:: Aim ::
Give the rows again with each "text-block" swapped for "paragraph" and nothing else changed, leaving out the pictures.

:: Exercise inputs ::

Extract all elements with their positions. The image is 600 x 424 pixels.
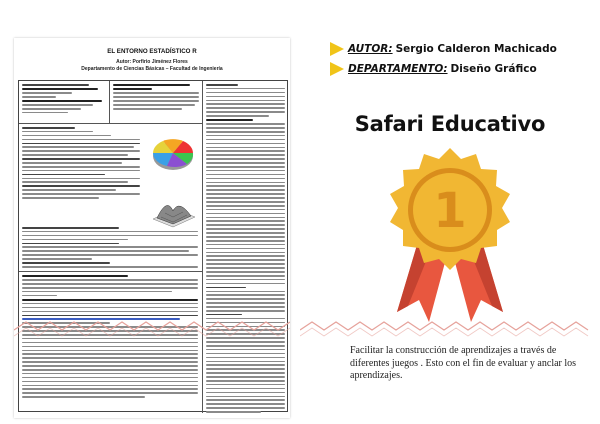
poster-caption: Facilitar la construcción de aprendizajes a través de diferentes juegos . Esto con el fin de evaluar y anclar los aprendizajes.: [350, 345, 577, 381]
document-title: EL ENTORNO ESTADÍSTICO R: [107, 48, 197, 55]
row-divider: [19, 271, 202, 272]
text-block: [206, 84, 285, 415]
author-key: AUTOR:: [348, 43, 393, 55]
text-block: [22, 84, 106, 116]
zigzag-decoration: [14, 318, 290, 342]
document-department: Departamento de Ciencias Básicas – Facultad de Ingeniería: [81, 66, 223, 72]
document-page: [14, 38, 290, 418]
medal-icon: [375, 140, 525, 325]
pie-chart-icon: [149, 133, 197, 173]
arrow-right-icon: [330, 42, 344, 56]
medal-number: 1: [433, 183, 467, 239]
arrow-right-icon: [330, 62, 344, 76]
surface-plot-icon: [151, 193, 197, 229]
document-body-frame: [18, 80, 288, 412]
text-block: [22, 227, 198, 270]
author-row: [330, 42, 557, 56]
poster-panel: [300, 0, 600, 424]
column-divider: [109, 81, 110, 123]
department-row: [330, 62, 537, 76]
text-block: [22, 127, 140, 201]
poster-title: Safari Educativo: [354, 112, 546, 136]
department-value: Diseño Gráfico: [450, 63, 537, 75]
document-author: Autor: Porfirio Jiménez Flores: [116, 59, 188, 65]
column-divider: [202, 81, 203, 413]
row-divider: [19, 123, 202, 124]
text-block: [113, 84, 199, 112]
department-key: DEPARTAMENTO:: [348, 63, 448, 75]
author-value: Sergio Calderon Machicado: [395, 43, 557, 55]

:: Finished task ::
Extract all elements with their positions. The image is 600 x 424 pixels.
poster-caption: Facilitar la construcción de aprendizajes a través de diferentes juegos . Esto con el fin de evaluar y anclar los aprendizajes.: [350, 345, 577, 381]
document-title: EL ENTORNO ESTADÍSTICO R: [107, 48, 197, 55]
row-divider: [19, 271, 202, 272]
paragraph: [206, 84, 285, 415]
author-key: AUTOR:: [348, 43, 393, 55]
paragraph: [22, 84, 106, 116]
zigzag-decoration: [14, 318, 290, 342]
document-department: Departamento de Ciencias Básicas – Facultad de Ingeniería: [81, 66, 223, 72]
document-page: [14, 38, 290, 418]
medal-icon: [375, 140, 525, 325]
pie-chart-icon: [149, 133, 197, 173]
arrow-right-icon: [330, 42, 344, 56]
medal-number: 1: [433, 183, 467, 239]
arrow-right-icon: [330, 62, 344, 76]
surface-plot-icon: [151, 193, 197, 229]
document-body-frame: [18, 80, 288, 412]
paragraph: [22, 227, 198, 270]
author-row: [330, 42, 557, 56]
poster-panel: [300, 0, 600, 424]
column-divider: [109, 81, 110, 123]
department-row: [330, 62, 537, 76]
paragraph: [22, 127, 140, 201]
poster-title: Safari Educativo: [354, 112, 546, 136]
department-value: Diseño Gráfico: [450, 63, 537, 75]
document-author: Autor: Porfirio Jiménez Flores: [116, 59, 188, 65]
column-divider: [202, 81, 203, 413]
row-divider: [19, 123, 202, 124]
paragraph: [113, 84, 199, 112]
department-key: DEPARTAMENTO:: [348, 63, 448, 75]
author-value: Sergio Calderon Machicado: [395, 43, 557, 55]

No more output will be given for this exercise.